- Source extract -
· · ·

AIBU to worry for my cousin's son as I can't imagine living in that household would be much fun or a happy experience from the look of it?

OP posts:
ZeroFuchsGiven · 20/07/2022 19:32

Harming?

FionnulaTheCooler · 20/07/2022 19:32

It kind of depends on the context, maybe with the Netflix thing they are making a point that if he wants luxuries like that he needs to get a part time job as many students do? It does sound like they are being strict but I wonder if it's a reaction to him being irresponsible with money in the past?

litlealligator · 20/07/2022 19:34

He's old enough to be at uni. If they're bankrolling him it's not unreasonable for them to specify that the money can only be used for essentials, although I do agree the level of surveillance seems extreme. Equally, if he wants Netflix and takeaways all he has to do is get a job and open up a new back account so they can't monitor his spending with his wages

CalistoNoSolo · 20/07/2022 19:35

Maybe they are tight, maybe they are watching every penny. If he wants takeaways and Netflix he can get a job and pay himself.

· · ·

Items excerpted from a collection:
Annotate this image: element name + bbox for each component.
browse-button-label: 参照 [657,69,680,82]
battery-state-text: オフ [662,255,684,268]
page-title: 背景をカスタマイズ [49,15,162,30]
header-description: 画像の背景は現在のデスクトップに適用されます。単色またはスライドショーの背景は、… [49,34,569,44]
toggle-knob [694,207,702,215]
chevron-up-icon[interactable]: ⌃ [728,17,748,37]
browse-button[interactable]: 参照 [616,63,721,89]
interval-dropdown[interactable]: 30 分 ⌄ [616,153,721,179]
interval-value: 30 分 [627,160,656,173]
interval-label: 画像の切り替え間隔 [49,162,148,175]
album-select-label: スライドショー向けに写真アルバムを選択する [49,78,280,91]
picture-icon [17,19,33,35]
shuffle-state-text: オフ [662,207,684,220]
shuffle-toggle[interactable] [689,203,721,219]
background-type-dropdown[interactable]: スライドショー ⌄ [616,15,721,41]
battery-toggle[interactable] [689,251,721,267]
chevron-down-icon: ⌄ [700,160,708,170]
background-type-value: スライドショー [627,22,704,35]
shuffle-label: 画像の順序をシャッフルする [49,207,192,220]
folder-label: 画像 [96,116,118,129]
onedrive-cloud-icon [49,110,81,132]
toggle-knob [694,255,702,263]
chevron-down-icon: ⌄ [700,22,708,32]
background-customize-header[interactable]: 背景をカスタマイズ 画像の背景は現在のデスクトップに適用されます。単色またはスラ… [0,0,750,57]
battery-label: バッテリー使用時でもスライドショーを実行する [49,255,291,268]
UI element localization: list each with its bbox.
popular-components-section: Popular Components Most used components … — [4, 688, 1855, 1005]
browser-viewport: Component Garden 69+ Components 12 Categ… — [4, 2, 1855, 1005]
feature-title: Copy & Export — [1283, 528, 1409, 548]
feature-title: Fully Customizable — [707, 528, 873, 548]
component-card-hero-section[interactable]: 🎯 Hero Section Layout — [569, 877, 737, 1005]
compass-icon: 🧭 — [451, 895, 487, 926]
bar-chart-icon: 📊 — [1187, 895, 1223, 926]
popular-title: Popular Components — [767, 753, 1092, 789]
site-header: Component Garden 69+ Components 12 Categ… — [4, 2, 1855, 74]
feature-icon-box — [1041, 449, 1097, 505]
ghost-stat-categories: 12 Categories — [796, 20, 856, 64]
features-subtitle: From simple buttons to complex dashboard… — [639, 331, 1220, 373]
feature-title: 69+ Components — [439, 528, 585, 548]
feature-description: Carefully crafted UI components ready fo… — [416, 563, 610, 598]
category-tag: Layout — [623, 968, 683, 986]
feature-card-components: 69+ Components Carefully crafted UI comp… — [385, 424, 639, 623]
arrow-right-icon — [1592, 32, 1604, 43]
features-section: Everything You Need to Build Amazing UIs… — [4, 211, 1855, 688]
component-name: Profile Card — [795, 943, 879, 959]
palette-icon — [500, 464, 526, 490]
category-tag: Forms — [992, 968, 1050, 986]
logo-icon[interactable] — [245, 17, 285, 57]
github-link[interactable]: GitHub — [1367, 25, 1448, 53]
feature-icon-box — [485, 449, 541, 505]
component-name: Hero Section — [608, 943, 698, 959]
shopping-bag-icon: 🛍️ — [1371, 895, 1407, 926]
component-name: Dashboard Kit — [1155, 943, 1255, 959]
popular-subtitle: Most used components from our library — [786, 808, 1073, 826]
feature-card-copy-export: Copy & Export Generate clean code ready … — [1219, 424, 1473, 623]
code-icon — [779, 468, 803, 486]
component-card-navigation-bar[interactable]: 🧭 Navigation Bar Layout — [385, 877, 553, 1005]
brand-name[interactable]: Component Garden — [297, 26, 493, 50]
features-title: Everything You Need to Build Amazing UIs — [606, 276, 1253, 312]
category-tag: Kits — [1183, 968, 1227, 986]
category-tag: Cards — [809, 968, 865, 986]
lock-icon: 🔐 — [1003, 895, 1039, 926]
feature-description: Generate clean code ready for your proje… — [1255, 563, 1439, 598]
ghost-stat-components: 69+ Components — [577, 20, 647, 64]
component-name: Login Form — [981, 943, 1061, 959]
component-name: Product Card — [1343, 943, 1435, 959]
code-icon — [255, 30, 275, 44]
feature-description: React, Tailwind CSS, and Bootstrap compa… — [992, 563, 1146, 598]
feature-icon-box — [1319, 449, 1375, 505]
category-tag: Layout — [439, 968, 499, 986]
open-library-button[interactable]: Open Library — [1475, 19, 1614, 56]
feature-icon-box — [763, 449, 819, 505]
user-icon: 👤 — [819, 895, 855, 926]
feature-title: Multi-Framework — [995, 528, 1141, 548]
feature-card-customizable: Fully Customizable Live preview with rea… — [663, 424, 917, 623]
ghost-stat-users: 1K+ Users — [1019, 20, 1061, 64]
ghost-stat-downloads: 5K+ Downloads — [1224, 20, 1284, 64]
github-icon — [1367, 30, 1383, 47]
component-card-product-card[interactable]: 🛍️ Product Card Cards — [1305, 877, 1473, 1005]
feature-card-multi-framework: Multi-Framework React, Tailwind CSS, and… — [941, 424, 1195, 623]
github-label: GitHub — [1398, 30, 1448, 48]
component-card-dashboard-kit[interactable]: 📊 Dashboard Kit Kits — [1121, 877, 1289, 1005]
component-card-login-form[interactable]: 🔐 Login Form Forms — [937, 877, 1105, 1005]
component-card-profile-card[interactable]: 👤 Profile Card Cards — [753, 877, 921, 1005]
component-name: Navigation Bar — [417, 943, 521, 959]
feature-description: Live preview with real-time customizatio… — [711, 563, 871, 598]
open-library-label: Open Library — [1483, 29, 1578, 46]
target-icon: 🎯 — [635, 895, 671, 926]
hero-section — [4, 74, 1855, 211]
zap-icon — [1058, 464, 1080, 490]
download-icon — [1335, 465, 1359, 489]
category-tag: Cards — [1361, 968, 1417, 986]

· · ·

- Study questions -
a) In the forum thread, why does litlealligator think it is not unreasonable for the parents to say the money can only go on essentials? Answer in one to three sentences.
b) Continue the forum thread about the cousin's son from where it stops.
The items are separate material and have no connection to the forum thread.

- Response list -
a) litlealligator thinks it is not unreasonable because the parents are bankrolling him. Since they are supplying the money, they can specify that it be used only for essentials.

b)
Ricardothesnowman · 20/07/2022 19:36

I'm not sure no netflix would meet the threshold for neglect!!!

bellac11 · 20/07/2022 19:37

Harming in what way?

He's not forced to live there, he's a grown adult. And it is their money.

If he doesnt like the rules or their restrictions or their instructions under their roof (whether we think they're reasonable or not) he can make a choice to stay or go.

He's hardly being harmed. He might not like it but he isnt being kept prisoner there or beaten.

okonthebox · 20/07/2022 19:40

Cousin's son is also autistic

OP posts:
okonthebox · 20/07/2022 19:41

The reason he has not got a job is because he has quite severe social anxiety, replying to an email from a university lecturer requires him to unwind for the rest of the day to avoid getting overstimulated.

OP posts:
Ricardothesnowman · 20/07/2022 19:48

But he still doesnt need netflix. There are lots of free to view channels

LIZS · 20/07/2022 19:48

Does he attend a uni while living at home? If he has his own bank account they cannot control his spending. Are you sure you have the story straight, not just an interpretation of? How do you thinking it is harming him?

Motnight · 20/07/2022 19:51

Admit it Op, you just don't like your cousin!

bellac11 · 20/07/2022 19:52

okonthebox · 20/07/2022 19:41

The reason he has not got a job is because he has quite severe social anxiety, replying to an email from a university lecturer requires him to unwind for the rest of the day to avoid getting overstimulated.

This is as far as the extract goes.